#### [What is being asked]
Wherever the word "Петрович" appears in a line, copy that line.

------ Material supplied

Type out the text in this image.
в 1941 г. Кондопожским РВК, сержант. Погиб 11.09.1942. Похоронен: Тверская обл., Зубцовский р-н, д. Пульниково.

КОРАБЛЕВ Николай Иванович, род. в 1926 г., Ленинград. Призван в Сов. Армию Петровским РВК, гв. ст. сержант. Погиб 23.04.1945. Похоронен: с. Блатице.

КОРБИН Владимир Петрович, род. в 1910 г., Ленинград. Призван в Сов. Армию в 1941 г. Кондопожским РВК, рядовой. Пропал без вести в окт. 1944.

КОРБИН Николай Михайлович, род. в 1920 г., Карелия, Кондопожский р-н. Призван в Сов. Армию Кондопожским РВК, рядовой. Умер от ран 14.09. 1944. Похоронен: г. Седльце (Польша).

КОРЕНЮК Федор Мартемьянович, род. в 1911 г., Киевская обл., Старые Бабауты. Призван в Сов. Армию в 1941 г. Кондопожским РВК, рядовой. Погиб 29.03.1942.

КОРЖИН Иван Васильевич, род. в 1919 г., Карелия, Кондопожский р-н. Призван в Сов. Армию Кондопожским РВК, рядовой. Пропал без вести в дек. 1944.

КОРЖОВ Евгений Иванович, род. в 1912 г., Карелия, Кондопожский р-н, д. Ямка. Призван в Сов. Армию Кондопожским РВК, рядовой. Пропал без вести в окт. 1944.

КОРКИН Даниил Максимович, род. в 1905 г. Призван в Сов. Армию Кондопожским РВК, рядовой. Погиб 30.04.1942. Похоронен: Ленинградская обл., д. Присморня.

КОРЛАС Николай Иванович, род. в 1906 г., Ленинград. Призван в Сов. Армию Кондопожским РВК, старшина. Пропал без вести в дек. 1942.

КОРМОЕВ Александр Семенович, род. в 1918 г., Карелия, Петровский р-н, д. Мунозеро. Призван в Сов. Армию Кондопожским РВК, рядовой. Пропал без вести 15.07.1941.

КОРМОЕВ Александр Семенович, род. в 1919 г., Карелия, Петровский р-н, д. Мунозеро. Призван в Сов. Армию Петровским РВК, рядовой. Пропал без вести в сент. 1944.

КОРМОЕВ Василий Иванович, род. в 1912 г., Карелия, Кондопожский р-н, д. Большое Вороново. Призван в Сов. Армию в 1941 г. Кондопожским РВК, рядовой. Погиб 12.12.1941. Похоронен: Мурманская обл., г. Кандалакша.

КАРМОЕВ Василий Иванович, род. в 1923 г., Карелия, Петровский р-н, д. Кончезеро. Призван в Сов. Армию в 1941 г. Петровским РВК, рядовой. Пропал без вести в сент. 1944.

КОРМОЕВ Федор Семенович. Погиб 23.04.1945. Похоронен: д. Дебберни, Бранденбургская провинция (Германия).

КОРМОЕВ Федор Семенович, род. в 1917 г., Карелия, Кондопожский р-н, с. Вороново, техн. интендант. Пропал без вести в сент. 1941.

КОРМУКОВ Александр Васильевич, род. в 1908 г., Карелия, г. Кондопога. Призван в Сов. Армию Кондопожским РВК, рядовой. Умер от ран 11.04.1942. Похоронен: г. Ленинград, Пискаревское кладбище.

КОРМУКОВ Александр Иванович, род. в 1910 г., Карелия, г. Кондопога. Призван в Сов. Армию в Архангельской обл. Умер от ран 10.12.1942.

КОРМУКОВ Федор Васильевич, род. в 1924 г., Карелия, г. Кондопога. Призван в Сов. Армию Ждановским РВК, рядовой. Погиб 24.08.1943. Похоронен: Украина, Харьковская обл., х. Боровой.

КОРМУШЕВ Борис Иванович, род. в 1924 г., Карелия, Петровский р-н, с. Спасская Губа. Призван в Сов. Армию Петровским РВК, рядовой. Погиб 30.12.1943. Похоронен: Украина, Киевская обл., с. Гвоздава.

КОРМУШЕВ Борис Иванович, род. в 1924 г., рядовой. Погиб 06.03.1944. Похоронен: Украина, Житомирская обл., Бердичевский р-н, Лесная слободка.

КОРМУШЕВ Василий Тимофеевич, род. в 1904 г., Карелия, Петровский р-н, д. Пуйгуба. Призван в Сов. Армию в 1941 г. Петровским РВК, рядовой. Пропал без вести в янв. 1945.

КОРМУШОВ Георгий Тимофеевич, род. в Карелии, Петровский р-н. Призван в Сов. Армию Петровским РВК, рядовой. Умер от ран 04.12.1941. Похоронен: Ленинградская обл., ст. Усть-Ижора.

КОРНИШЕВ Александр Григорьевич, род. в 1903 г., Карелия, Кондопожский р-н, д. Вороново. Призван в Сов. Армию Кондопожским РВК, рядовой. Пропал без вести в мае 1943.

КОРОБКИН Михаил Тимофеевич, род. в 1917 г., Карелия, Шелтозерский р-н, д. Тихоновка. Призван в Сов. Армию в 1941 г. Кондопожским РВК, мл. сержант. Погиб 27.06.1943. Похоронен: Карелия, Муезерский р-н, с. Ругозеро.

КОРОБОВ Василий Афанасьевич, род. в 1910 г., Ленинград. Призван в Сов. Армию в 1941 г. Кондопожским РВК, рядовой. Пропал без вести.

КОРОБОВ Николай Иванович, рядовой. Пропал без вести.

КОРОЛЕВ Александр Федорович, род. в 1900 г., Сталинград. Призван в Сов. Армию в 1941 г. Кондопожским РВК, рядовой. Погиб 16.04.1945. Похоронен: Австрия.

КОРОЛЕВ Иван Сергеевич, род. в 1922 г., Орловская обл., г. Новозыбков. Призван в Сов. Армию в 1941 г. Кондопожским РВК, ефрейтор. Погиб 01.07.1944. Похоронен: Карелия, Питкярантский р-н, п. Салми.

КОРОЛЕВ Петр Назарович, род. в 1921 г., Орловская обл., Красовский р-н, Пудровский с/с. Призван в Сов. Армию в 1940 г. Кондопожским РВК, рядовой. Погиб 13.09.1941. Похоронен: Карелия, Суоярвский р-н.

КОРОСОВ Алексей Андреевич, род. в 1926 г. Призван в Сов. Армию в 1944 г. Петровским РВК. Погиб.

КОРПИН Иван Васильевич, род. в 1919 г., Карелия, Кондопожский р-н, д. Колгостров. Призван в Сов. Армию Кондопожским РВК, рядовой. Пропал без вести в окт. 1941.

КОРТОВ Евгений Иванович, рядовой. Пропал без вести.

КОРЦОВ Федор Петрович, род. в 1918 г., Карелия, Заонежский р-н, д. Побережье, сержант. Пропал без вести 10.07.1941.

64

------------

#### [Answer for this exercise]
КОРБИН Владимир Петрович, род. в 1910 г., Ленинград. Призван в Сов. Армию в 1941 г. Кондопожским РВК, рядовой. Пропал без вести в окт. 1944.
КОРЦОВ Федор Петрович, род. в 1918 г., Карелия, Заонежский р-н, д. Побережье, сержант. Пропал без вести 10.07.1941.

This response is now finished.